In the material below, list every line carrying the string "Valley".

Task material:
•••••

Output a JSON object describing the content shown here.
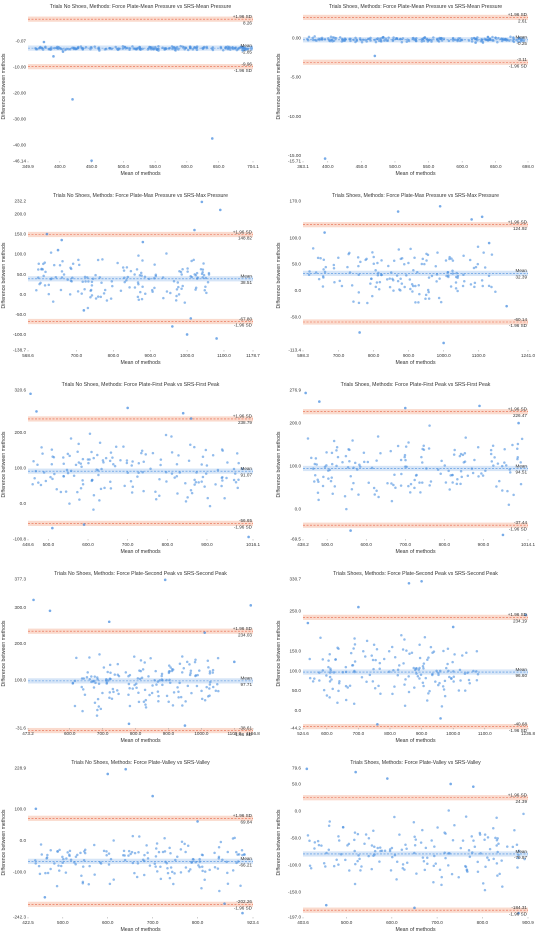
{
  "labels": {
    "xlabel": "Mean of methods",
    "ylabel": "Difference between methods",
    "upper": "+1.96 SD",
    "lower": "-1.96 SD",
    "mean": "Mean"
  },
  "colors": {
    "point": "#4a8fe0",
    "mean_line": "#4a8fe0",
    "mean_band": "#cfe1f6",
    "loa_line": "#e8674a",
    "loa_band": "#f9d3c4"
  },
  "chart_data": [
    {
      "type": "scatter",
      "title": "Trials No Shoes, Methods: Force Plate-Mean Pressure vs SRS-Mean Pressure",
      "xticks": [
        "349.9",
        "400.0",
        "450.0",
        "500.0",
        "550.0",
        "600.0",
        "650.0",
        "704.1"
      ],
      "xlim": [
        349.9,
        704.1
      ],
      "yticks": [
        "-0.07",
        "-10.00",
        "-20.00",
        "-30.00",
        "-40.00",
        "-46.14"
      ],
      "ylim": [
        -46.14,
        11.0
      ],
      "mean": -2.85,
      "mean_label": "-2.85",
      "upper": 8.26,
      "upper_label": "8.26",
      "lower": -9.96,
      "lower_label": "-9.96",
      "points": [
        [
          375,
          -0.5
        ],
        [
          390,
          -6.0
        ],
        [
          405,
          -4.2
        ],
        [
          420,
          -22.5
        ],
        [
          450,
          -46.0
        ],
        [
          640,
          -37.5
        ]
      ],
      "cluster": {
        "xmin": 352,
        "xmax": 702,
        "ymin": -4.0,
        "ymax": -1.8,
        "n": 190
      }
    },
    {
      "type": "scatter",
      "title": "Trials Shoes, Methods: Force Plate-Mean Pressure vs SRS-Mean Pressure",
      "xticks": [
        "363.1",
        "400.0",
        "450.0",
        "500.0",
        "550.0",
        "600.0",
        "650.0",
        "698.0"
      ],
      "xlim": [
        363.1,
        698.0
      ],
      "yticks": [
        "0.00",
        "-5.00",
        "-10.00",
        "-15.00",
        "-15.71"
      ],
      "ylim": [
        -15.71,
        3.3
      ],
      "mean": -0.25,
      "mean_label": "-0.25",
      "upper": 2.61,
      "upper_label": "2.61",
      "lower": -3.11,
      "lower_label": "-3.11",
      "points": [
        [
          396,
          -15.4
        ],
        [
          470,
          -2.3
        ],
        [
          540,
          -0.2
        ],
        [
          620,
          -0.6
        ]
      ],
      "cluster": {
        "xmin": 365,
        "xmax": 696,
        "ymin": -0.7,
        "ymax": 0.3,
        "n": 190
      }
    },
    {
      "type": "scatter",
      "title": "Trials No Shoes, Methods: Force Plate-Max Pressure vs SRS-Max Pressure",
      "xticks": [
        "568.6",
        "700.0",
        "800.0",
        "900.0",
        "1000.0",
        "1100.0",
        "1178.7"
      ],
      "xlim": [
        568.6,
        1178.7
      ],
      "yticks": [
        "232.2",
        "200.0",
        "150.0",
        "100.0",
        "50.0",
        "0.0",
        "-50.0",
        "-100.0",
        "-138.7"
      ],
      "ylim": [
        -138.7,
        232.2
      ],
      "mean": 38.51,
      "mean_label": "38.51",
      "upper": 148.82,
      "upper_label": "148.82",
      "lower": -67.8,
      "lower_label": "-67.80",
      "points": [
        [
          620,
          150
        ],
        [
          660,
          135
        ],
        [
          1020,
          160
        ],
        [
          1040,
          230
        ],
        [
          1090,
          210
        ],
        [
          1000,
          -100
        ],
        [
          1080,
          -110
        ],
        [
          720,
          -40
        ],
        [
          960,
          -80
        ],
        [
          650,
          110
        ],
        [
          880,
          130
        ],
        [
          1010,
          -60
        ]
      ],
      "cluster": {
        "xmin": 590,
        "xmax": 1060,
        "ymin": -50,
        "ymax": 120,
        "n": 150
      }
    },
    {
      "type": "scatter",
      "title": "Trials Shoes, Methods: Force Plate-Max Pressure vs SRS-Max Pressure",
      "xticks": [
        "598.3",
        "700.0",
        "800.0",
        "900.0",
        "1000.0",
        "1100.0",
        "1241.0"
      ],
      "xlim": [
        598.3,
        1241.0
      ],
      "yticks": [
        "170.0",
        "100.0",
        "50.0",
        "0.0",
        "-50.0",
        "-113.4"
      ],
      "ylim": [
        -113.4,
        170.0
      ],
      "mean": 32.39,
      "mean_label": "32.39",
      "upper": 124.92,
      "upper_label": "124.92",
      "lower": -60.14,
      "lower_label": "-60.14",
      "points": [
        [
          870,
          150
        ],
        [
          990,
          160
        ],
        [
          1080,
          135
        ],
        [
          1110,
          140
        ],
        [
          1000,
          -100
        ],
        [
          760,
          -80
        ],
        [
          1180,
          -30
        ],
        [
          660,
          110
        ],
        [
          1130,
          90
        ]
      ],
      "cluster": {
        "xmin": 610,
        "xmax": 1150,
        "ymin": -50,
        "ymax": 110,
        "n": 150
      }
    },
    {
      "type": "scatter",
      "title": "Trials No Shoes, Methods: Force Plate-First Peak vs SRS-First Peak",
      "xticks": [
        "448.6",
        "500.0",
        "600.0",
        "700.0",
        "800.0",
        "900.0",
        "1016.1"
      ],
      "xlim": [
        448.6,
        1016.1
      ],
      "yticks": [
        "320.6",
        "200.0",
        "100.0",
        "0.0",
        "-100.8"
      ],
      "ylim": [
        -100.8,
        320.6
      ],
      "mean": 91.07,
      "mean_label": "91.07",
      "upper": 238.79,
      "upper_label": "238.79",
      "lower": -56.65,
      "lower_label": "-56.65",
      "points": [
        [
          455,
          310
        ],
        [
          470,
          260
        ],
        [
          700,
          270
        ],
        [
          840,
          255
        ],
        [
          1005,
          -95
        ],
        [
          510,
          -70
        ],
        [
          860,
          240
        ],
        [
          590,
          -60
        ]
      ],
      "cluster": {
        "xmin": 460,
        "xmax": 1000,
        "ymin": -40,
        "ymax": 220,
        "n": 160
      }
    },
    {
      "type": "scatter",
      "title": "Trials Shoes, Methods: Force Plate-First Peak vs SRS-First Peak",
      "xticks": [
        "438.2",
        "500.0",
        "600.0",
        "700.0",
        "800.0",
        "900.0",
        "1014.1"
      ],
      "xlim": [
        438.2,
        1014.1
      ],
      "yticks": [
        "276.9",
        "200.0",
        "100.0",
        "0.0",
        "-69.5"
      ],
      "ylim": [
        -69.5,
        276.9
      ],
      "mean": 94.51,
      "mean_label": "94.51",
      "upper": 226.47,
      "upper_label": "226.47",
      "lower": -37.44,
      "lower_label": "-37.44",
      "points": [
        [
          445,
          270
        ],
        [
          480,
          250
        ],
        [
          700,
          235
        ],
        [
          890,
          240
        ],
        [
          950,
          -60
        ],
        [
          560,
          -50
        ],
        [
          990,
          200
        ]
      ],
      "cluster": {
        "xmin": 450,
        "xmax": 1000,
        "ymin": -20,
        "ymax": 210,
        "n": 160
      }
    },
    {
      "type": "scatter",
      "title": "Trials No Shoes, Methods: Force Plate-Second Peak vs SRS-Second Peak",
      "xticks": [
        "473.2",
        "600.0",
        "700.0",
        "800.0",
        "900.0",
        "1000.0",
        "1100.0",
        "1156.8"
      ],
      "xlim": [
        473.2,
        1156.8
      ],
      "yticks": [
        "377.3",
        "300.0",
        "200.0",
        "100.0",
        "-31.6"
      ],
      "ylim": [
        -31.6,
        377.3
      ],
      "mean": 97.71,
      "mean_label": "97.71",
      "upper": 234.03,
      "upper_label": "234.03",
      "lower": -38.61,
      "lower_label": "-38.61",
      "points": [
        [
          490,
          320
        ],
        [
          1150,
          305
        ],
        [
          890,
          375
        ],
        [
          540,
          290
        ],
        [
          720,
          260
        ],
        [
          1010,
          230
        ],
        [
          950,
          -25
        ],
        [
          780,
          -20
        ],
        [
          1100,
          150
        ]
      ],
      "cluster": {
        "xmin": 590,
        "xmax": 1060,
        "ymin": -10,
        "ymax": 200,
        "n": 160
      }
    },
    {
      "type": "scatter",
      "title": "Trials Shoes, Methods: Force Plate-Second Peak vs SRS-Second Peak",
      "xticks": [
        "524.6",
        "600.0",
        "700.0",
        "800.0",
        "900.0",
        "1000.0",
        "1100.0",
        "1236.8"
      ],
      "xlim": [
        524.6,
        1236.8
      ],
      "yticks": [
        "330.7",
        "250.0",
        "150.0",
        "100.0",
        "50.0",
        "0.0",
        "-44.2"
      ],
      "ylim": [
        -44.2,
        330.7
      ],
      "mean": 96.6,
      "mean_label": "96.60",
      "upper": 234.19,
      "upper_label": "234.19",
      "lower": -40.68,
      "lower_label": "-40.68",
      "points": [
        [
          860,
          320
        ],
        [
          900,
          325
        ],
        [
          1230,
          240
        ],
        [
          540,
          220
        ],
        [
          700,
          260
        ],
        [
          1000,
          210
        ],
        [
          760,
          -35
        ],
        [
          960,
          -20
        ]
      ],
      "cluster": {
        "xmin": 540,
        "xmax": 1080,
        "ymin": -20,
        "ymax": 220,
        "n": 160
      }
    },
    {
      "type": "scatter",
      "title": "Trials No Shoes, Methods: Force Plate-Valley vs SRS-Valley",
      "xticks": [
        "422.5",
        "500.0",
        "600.0",
        "700.0",
        "800.0",
        "923.4"
      ],
      "xlim": [
        422.5,
        923.4
      ],
      "yticks": [
        "228.9",
        "100.0",
        "0.0",
        "-100.0",
        "-242.3"
      ],
      "ylim": [
        -242.3,
        228.9
      ],
      "mean": -66.21,
      "mean_label": "-66.21",
      "upper": 69.84,
      "upper_label": "69.84",
      "lower": -202.26,
      "lower_label": "-202.26",
      "points": [
        [
          440,
          100
        ],
        [
          600,
          210
        ],
        [
          640,
          225
        ],
        [
          700,
          140
        ],
        [
          900,
          -230
        ],
        [
          460,
          -180
        ],
        [
          860,
          -200
        ],
        [
          800,
          60
        ]
      ],
      "cluster": {
        "xmin": 430,
        "xmax": 910,
        "ymin": -170,
        "ymax": 40,
        "n": 160
      }
    },
    {
      "type": "scatter",
      "title": "Trials Shoes, Methods: Force Plate-Valley vs SRS-Valley",
      "xticks": [
        "403.6",
        "500.0",
        "600.0",
        "700.0",
        "800.0",
        "900.9"
      ],
      "xlim": [
        403.6,
        900.9
      ],
      "yticks": [
        "79.6",
        "50.0",
        "0.0",
        "-50.0",
        "-100.0",
        "-150.0",
        "-197.0"
      ],
      "ylim": [
        -197.0,
        79.6
      ],
      "mean": -79.97,
      "mean_label": "-79.97",
      "upper": 24.39,
      "upper_label": "24.39",
      "lower": -184.31,
      "lower_label": "-184.31",
      "points": [
        [
          412,
          78
        ],
        [
          520,
          72
        ],
        [
          590,
          60
        ],
        [
          730,
          50
        ],
        [
          780,
          45
        ],
        [
          880,
          -190
        ],
        [
          455,
          -175
        ],
        [
          650,
          -180
        ]
      ],
      "cluster": {
        "xmin": 410,
        "xmax": 895,
        "ymin": -160,
        "ymax": 15,
        "n": 160
      }
    }
  ]
}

•••••

Completed task:
      "title": "Trials No Shoes, Methods: Force Plate-Valley vs SRS-Valley",
      "title": "Trials Shoes, Methods: Force Plate-Valley vs SRS-Valley",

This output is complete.